For the entries below, report every line that includes the word "Golgi".

Items from a data source:
-------

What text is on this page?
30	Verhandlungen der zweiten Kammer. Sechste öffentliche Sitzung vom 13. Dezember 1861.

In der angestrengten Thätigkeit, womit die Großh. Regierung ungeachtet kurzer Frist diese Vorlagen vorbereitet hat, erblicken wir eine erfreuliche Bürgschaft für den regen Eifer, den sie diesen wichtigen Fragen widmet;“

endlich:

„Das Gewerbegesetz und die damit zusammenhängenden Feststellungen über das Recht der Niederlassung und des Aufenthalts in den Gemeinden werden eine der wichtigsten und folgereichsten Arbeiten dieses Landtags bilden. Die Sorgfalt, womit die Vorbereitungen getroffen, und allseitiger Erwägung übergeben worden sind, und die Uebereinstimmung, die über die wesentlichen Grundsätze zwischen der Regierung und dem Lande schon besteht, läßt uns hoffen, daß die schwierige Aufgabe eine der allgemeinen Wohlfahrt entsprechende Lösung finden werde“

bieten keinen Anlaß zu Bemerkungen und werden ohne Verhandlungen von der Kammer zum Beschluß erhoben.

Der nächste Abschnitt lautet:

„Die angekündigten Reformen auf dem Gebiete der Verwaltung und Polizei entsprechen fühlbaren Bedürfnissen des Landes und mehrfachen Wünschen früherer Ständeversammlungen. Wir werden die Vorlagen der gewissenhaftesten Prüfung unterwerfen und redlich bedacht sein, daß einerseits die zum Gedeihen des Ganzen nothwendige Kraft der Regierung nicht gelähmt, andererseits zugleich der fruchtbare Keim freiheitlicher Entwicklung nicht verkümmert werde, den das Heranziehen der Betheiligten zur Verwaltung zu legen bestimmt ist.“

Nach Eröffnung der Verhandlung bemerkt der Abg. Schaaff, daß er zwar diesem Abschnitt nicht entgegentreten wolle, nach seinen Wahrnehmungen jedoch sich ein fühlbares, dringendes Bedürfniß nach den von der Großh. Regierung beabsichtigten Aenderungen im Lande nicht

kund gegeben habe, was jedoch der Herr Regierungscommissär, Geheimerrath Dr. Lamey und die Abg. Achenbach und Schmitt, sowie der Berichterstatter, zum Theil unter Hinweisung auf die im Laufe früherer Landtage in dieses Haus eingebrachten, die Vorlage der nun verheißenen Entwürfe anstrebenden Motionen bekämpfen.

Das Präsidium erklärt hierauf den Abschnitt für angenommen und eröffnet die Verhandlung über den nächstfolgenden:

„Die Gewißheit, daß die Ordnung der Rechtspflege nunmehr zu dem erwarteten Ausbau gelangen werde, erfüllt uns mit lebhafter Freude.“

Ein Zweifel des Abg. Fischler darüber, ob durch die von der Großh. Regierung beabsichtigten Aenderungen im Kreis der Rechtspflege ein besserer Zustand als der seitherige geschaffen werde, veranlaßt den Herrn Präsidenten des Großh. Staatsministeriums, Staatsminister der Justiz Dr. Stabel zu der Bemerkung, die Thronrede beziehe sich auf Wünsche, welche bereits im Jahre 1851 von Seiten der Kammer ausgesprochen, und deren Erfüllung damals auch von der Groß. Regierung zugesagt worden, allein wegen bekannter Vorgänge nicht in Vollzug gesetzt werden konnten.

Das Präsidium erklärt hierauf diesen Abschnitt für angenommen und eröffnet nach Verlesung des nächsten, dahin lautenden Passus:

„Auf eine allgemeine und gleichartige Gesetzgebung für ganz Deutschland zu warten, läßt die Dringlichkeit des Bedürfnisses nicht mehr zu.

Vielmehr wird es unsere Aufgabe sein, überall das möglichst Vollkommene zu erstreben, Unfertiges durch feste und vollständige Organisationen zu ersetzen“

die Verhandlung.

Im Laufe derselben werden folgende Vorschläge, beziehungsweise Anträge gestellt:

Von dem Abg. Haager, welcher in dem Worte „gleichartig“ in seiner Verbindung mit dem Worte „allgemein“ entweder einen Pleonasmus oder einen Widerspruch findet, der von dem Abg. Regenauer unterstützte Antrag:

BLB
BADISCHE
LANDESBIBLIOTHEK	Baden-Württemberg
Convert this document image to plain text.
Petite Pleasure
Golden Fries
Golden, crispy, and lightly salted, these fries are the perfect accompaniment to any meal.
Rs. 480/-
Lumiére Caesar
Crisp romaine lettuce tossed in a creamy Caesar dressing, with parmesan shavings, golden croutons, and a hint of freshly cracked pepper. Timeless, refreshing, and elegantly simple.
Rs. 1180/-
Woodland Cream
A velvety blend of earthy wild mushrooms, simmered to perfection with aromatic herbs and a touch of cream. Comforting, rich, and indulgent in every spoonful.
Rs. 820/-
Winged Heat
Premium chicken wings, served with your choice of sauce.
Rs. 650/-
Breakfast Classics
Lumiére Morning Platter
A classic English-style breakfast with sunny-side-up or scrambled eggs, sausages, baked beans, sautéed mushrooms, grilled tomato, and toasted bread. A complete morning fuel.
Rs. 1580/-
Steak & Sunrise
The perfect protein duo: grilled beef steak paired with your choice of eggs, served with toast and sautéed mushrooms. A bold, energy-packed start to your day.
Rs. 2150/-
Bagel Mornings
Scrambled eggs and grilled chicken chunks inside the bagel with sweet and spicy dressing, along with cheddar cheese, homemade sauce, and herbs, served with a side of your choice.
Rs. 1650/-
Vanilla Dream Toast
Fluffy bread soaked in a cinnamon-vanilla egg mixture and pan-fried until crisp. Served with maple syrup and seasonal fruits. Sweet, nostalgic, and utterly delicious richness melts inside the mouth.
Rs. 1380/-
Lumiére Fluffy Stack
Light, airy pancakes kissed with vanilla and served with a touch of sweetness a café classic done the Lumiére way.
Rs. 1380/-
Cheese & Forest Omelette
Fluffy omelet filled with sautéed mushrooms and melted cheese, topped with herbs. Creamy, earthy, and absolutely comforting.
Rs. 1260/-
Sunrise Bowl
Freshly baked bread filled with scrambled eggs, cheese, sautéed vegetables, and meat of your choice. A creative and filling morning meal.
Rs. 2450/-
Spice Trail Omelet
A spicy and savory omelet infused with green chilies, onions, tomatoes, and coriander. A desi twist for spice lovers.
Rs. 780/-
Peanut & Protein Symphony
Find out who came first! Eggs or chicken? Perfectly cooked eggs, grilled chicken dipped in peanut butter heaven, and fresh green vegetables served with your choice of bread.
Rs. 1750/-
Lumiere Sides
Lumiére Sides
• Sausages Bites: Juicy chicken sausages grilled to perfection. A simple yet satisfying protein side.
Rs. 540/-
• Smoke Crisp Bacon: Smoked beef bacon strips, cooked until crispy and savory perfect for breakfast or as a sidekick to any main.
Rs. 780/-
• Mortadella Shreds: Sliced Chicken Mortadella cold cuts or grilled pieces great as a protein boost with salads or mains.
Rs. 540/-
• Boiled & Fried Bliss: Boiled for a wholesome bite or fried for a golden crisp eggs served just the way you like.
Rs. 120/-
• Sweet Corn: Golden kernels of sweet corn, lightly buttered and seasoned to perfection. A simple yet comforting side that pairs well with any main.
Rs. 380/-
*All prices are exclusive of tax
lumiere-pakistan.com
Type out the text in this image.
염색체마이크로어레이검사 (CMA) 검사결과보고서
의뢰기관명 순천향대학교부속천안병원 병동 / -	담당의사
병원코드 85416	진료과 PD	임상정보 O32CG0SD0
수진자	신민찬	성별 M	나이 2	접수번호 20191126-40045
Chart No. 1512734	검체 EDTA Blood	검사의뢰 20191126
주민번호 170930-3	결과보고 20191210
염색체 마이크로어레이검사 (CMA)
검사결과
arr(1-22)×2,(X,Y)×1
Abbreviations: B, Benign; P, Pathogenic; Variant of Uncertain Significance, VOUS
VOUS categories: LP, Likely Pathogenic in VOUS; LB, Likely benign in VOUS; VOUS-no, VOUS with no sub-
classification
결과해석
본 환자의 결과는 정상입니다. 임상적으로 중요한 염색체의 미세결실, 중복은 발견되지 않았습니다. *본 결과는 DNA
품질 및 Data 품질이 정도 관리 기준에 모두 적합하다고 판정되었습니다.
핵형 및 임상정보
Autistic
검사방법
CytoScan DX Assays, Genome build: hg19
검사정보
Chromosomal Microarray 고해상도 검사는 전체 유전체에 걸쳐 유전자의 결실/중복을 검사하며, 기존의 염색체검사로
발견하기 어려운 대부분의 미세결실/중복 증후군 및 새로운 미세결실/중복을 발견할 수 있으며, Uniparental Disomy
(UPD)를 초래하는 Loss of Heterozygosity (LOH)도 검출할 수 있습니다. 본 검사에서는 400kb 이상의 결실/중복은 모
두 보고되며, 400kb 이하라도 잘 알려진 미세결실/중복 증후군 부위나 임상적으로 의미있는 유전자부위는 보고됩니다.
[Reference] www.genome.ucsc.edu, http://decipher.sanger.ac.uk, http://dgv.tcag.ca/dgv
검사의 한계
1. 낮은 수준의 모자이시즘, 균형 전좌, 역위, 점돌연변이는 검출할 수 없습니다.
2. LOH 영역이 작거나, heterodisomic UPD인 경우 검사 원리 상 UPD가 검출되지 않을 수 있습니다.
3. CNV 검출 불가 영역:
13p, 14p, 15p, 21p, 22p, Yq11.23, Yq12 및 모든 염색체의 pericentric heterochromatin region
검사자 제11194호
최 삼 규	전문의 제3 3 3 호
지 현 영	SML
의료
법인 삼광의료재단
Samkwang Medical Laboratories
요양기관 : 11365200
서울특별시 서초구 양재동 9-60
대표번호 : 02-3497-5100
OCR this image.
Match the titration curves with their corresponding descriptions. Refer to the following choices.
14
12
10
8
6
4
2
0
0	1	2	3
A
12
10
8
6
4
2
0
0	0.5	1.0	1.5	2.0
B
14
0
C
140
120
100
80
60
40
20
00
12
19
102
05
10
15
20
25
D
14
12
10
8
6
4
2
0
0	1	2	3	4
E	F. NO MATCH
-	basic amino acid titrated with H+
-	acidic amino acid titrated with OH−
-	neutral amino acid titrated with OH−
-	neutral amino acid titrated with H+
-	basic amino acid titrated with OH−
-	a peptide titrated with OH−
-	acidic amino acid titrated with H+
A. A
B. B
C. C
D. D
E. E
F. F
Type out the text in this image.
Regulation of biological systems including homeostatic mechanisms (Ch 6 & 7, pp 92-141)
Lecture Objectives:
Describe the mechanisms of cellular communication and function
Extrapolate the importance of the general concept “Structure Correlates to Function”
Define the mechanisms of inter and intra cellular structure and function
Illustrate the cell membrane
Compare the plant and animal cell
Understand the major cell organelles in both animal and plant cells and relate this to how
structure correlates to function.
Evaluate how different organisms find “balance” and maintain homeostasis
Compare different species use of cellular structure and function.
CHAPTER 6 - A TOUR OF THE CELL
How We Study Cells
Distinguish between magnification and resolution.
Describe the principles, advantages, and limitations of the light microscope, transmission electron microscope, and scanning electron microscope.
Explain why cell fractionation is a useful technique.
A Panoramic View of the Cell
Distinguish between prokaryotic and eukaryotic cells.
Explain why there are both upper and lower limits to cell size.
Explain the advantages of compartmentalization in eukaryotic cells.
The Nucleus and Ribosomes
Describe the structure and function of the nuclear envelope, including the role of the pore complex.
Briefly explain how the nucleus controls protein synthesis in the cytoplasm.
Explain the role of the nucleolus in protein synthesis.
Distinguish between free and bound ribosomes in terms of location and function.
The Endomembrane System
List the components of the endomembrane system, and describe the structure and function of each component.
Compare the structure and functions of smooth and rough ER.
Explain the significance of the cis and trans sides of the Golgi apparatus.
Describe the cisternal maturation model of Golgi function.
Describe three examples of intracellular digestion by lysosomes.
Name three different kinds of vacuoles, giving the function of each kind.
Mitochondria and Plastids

-------

◆ ANSWER TO THE EXERCISE:
Explain the significance of the cis and trans sides of the Golgi apparatus.
Describe the cisternal maturation model of Golgi function.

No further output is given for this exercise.